#### THE INPUT ####
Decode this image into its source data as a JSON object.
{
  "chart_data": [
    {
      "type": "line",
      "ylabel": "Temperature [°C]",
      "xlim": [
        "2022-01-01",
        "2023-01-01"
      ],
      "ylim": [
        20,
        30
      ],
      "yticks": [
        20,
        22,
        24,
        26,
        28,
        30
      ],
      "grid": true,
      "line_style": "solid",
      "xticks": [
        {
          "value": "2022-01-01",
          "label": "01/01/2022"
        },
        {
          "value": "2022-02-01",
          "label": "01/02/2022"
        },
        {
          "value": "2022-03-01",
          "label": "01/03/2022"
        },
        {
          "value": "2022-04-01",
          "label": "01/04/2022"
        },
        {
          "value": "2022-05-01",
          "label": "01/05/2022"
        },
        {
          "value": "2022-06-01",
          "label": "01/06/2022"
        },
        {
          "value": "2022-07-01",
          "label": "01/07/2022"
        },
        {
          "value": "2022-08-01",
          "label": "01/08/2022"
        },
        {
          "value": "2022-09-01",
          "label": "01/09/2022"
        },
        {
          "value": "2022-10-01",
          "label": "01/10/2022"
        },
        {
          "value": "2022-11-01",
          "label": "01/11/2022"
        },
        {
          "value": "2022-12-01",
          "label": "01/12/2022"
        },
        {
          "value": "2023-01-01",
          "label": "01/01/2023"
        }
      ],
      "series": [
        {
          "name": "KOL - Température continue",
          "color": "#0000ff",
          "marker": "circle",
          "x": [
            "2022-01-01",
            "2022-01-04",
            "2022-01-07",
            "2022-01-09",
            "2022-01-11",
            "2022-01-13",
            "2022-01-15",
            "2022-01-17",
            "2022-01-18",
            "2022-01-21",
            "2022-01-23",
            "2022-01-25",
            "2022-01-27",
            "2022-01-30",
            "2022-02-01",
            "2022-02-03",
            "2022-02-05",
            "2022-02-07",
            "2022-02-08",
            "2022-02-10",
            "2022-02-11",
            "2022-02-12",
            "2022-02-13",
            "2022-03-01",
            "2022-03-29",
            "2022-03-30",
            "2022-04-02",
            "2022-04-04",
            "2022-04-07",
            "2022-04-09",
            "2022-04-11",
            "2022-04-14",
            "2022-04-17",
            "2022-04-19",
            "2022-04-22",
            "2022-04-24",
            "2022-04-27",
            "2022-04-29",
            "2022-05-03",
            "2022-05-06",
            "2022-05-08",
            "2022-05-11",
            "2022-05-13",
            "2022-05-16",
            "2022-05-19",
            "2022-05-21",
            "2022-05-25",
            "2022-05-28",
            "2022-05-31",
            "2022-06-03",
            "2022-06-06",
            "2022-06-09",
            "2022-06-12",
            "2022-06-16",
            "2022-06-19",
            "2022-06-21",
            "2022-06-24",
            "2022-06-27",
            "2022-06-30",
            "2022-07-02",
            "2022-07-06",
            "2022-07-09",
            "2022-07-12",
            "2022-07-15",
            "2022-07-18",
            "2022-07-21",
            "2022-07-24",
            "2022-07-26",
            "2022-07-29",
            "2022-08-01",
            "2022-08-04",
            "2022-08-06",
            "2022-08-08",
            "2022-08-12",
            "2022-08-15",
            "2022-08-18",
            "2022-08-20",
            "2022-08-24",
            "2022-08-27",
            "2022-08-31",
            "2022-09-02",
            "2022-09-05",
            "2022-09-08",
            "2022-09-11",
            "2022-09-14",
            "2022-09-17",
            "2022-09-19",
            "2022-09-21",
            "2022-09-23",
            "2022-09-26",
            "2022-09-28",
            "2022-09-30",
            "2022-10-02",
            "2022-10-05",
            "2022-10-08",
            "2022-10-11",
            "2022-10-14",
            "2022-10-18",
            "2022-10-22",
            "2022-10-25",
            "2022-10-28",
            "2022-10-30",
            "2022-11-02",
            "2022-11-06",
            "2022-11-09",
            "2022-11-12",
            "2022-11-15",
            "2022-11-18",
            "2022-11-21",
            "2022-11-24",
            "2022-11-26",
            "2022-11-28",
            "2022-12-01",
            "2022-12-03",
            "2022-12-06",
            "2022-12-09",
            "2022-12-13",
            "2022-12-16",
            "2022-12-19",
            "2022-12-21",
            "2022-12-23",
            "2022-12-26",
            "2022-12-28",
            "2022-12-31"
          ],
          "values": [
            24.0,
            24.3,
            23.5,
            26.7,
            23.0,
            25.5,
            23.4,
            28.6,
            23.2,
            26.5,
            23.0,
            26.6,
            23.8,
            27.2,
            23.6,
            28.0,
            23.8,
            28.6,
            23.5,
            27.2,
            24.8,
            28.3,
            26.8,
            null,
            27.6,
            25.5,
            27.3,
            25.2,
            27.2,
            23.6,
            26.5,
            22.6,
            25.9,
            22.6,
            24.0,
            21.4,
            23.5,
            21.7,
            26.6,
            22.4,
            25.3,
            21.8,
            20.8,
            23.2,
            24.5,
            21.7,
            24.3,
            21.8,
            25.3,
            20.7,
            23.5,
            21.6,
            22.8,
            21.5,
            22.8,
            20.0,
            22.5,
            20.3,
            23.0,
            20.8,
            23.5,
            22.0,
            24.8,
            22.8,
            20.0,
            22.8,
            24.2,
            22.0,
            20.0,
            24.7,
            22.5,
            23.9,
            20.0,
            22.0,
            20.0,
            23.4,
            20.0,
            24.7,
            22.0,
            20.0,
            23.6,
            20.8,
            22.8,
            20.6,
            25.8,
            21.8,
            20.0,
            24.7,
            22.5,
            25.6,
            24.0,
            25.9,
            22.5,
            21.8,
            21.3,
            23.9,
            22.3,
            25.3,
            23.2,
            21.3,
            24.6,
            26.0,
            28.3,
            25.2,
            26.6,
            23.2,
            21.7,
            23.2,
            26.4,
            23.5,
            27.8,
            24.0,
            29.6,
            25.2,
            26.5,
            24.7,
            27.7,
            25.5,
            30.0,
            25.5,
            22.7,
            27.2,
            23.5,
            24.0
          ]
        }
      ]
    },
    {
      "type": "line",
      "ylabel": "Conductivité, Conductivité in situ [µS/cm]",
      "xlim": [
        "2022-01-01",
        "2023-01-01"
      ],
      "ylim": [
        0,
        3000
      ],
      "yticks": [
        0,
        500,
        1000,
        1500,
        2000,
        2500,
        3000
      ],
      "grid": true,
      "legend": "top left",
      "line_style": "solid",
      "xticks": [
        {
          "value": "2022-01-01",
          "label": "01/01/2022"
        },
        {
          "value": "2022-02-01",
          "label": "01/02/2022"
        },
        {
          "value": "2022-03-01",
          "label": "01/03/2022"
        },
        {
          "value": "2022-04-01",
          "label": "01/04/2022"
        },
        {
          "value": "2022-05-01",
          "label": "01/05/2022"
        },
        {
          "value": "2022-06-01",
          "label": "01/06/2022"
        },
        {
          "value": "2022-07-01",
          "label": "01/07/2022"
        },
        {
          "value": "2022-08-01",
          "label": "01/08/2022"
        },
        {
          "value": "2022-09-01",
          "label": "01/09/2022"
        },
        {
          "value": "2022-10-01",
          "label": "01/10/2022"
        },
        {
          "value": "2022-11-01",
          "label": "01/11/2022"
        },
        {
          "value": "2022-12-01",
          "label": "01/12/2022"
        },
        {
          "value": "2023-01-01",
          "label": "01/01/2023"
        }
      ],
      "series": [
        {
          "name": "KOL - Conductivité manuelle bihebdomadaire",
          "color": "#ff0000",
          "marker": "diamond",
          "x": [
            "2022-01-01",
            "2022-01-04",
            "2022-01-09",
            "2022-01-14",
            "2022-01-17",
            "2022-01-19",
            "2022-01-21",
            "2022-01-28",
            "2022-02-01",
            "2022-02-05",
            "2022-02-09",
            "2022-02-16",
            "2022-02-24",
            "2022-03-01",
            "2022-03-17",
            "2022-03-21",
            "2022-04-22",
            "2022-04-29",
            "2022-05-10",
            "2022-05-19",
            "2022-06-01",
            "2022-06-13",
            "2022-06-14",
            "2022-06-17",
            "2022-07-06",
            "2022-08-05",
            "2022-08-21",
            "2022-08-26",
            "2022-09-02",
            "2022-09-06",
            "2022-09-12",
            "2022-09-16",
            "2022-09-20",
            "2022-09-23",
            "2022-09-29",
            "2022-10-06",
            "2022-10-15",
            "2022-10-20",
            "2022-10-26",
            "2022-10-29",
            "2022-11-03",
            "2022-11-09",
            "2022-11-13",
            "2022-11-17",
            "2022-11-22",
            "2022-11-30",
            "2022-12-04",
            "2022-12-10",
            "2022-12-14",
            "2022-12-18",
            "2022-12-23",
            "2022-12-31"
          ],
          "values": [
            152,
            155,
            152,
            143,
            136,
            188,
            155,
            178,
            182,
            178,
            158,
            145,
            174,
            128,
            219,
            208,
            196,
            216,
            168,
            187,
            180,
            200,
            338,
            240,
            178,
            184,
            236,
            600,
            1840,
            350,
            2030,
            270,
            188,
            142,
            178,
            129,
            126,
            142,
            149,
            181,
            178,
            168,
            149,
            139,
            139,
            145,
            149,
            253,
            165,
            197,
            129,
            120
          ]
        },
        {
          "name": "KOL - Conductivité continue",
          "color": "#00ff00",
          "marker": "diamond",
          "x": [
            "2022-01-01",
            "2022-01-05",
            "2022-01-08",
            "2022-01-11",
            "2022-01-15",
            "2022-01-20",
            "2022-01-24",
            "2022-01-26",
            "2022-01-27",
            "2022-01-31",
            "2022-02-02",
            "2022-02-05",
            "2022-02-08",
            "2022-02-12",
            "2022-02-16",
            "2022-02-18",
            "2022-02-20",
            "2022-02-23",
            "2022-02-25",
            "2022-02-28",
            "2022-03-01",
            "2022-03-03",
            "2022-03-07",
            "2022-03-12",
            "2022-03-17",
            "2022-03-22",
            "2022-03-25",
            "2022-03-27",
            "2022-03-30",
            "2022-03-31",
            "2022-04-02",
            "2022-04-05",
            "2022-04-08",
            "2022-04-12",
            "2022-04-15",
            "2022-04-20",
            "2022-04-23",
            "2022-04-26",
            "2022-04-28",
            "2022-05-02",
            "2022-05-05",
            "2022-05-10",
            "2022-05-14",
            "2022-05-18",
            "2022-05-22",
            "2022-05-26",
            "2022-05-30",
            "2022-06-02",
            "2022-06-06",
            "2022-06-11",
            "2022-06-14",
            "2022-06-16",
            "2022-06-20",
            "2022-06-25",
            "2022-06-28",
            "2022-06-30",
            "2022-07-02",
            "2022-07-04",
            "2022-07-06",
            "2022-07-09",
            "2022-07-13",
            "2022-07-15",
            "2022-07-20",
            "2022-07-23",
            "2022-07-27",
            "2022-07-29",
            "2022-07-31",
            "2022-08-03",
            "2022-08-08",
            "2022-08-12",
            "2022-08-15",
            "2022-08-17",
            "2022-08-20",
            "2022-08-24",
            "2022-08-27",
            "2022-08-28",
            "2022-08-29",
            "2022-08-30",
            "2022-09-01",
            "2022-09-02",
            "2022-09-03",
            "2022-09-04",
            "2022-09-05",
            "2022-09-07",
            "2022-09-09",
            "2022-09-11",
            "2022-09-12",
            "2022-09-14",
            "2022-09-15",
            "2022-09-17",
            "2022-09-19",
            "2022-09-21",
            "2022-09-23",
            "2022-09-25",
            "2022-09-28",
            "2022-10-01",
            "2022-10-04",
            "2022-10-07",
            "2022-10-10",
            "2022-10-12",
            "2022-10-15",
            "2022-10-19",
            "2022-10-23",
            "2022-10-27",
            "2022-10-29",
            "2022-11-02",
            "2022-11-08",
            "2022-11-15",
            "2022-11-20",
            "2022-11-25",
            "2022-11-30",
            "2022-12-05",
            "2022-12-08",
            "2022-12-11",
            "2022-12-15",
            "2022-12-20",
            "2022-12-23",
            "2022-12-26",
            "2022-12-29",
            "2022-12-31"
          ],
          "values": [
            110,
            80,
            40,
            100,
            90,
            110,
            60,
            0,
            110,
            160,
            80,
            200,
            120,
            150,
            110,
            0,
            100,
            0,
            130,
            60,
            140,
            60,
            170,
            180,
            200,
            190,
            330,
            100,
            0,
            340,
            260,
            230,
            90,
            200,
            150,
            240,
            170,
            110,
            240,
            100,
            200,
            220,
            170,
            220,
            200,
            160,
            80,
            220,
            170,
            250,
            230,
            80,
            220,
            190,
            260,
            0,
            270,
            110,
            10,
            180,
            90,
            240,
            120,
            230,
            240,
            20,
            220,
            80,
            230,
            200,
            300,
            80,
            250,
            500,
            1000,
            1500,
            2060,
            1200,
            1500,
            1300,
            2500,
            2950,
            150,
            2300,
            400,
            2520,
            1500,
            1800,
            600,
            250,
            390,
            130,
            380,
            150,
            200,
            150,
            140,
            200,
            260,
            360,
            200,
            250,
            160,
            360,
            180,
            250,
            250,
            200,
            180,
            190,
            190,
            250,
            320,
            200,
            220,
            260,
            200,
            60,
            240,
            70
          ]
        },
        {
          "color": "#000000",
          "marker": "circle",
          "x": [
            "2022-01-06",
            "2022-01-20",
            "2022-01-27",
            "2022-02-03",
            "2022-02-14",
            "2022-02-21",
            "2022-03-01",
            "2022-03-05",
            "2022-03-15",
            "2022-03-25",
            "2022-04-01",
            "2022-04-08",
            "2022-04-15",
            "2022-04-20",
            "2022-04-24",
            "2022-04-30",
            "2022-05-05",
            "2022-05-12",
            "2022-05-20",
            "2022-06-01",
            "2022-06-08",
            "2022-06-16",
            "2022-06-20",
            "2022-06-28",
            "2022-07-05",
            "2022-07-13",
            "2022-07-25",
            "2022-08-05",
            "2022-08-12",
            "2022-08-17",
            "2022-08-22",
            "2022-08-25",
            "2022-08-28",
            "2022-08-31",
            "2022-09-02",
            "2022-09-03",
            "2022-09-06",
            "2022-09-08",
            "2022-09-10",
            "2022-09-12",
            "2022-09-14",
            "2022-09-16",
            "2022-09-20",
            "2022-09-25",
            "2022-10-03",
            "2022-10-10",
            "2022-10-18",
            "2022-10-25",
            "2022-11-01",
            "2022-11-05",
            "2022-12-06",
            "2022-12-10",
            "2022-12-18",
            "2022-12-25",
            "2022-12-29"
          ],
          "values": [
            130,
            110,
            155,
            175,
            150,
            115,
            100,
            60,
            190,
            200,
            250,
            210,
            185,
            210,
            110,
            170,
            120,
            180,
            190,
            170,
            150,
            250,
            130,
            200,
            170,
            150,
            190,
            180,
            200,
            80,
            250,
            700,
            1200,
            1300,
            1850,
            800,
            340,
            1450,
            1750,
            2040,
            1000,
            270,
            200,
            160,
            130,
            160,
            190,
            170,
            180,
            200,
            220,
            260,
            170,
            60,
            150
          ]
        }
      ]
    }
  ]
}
####
TASK DETAILS »
Go through the records and copy each line with "Conductivité" in it.

RESPONSE TO THIS TASK »
      "ylabel": "Conductivité, Conductivité in situ [µS/cm]",
          "name": "KOL - Conductivité manuelle bihebdomadaire",
          "name": "KOL - Conductivité continue",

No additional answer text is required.